Data records =>
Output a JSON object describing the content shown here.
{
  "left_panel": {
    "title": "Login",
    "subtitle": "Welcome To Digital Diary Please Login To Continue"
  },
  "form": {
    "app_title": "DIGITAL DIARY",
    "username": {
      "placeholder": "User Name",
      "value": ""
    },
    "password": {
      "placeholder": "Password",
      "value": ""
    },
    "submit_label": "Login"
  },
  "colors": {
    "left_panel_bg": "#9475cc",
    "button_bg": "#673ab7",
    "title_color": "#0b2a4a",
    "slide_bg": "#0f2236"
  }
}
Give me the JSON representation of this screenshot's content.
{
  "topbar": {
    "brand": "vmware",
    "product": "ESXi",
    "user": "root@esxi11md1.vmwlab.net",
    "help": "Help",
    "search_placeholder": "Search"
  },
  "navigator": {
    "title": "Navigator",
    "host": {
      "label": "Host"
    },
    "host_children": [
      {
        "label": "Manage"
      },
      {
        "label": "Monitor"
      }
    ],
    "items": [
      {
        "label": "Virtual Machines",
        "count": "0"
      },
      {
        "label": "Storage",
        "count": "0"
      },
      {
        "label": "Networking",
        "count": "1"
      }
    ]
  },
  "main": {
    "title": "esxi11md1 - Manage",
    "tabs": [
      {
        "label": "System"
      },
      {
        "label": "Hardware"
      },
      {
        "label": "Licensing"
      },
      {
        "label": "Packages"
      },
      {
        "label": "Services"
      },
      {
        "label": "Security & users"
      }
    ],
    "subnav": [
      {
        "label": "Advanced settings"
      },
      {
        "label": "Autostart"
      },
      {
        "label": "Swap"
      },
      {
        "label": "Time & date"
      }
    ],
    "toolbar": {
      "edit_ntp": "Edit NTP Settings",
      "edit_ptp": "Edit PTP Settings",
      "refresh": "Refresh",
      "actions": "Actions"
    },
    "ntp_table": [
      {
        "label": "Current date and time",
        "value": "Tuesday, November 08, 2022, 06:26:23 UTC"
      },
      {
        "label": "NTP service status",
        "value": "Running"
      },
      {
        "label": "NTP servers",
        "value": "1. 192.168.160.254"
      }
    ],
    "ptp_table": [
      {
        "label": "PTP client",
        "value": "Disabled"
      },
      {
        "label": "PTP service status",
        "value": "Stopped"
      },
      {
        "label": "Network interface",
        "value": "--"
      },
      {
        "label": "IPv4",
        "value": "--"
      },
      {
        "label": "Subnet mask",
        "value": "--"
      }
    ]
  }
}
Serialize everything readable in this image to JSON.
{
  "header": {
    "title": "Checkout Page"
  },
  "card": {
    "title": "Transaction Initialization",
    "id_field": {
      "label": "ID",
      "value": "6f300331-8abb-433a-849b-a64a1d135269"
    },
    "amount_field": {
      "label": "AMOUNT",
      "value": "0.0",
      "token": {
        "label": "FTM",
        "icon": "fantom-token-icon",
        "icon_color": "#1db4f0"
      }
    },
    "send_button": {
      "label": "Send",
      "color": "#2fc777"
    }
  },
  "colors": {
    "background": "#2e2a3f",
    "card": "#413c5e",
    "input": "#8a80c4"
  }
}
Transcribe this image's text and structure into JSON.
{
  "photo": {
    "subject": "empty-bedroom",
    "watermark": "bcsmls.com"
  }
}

Problem details => Reproduce exactly the line containing "Transcribe this image's" and every line after it through the end of the records above, and nothing else.

Full solution =>
Transcribe this image's text and structure into JSON.
{
  "photo": {
    "subject": "empty-bedroom",
    "watermark": "bcsmls.com"
  }
}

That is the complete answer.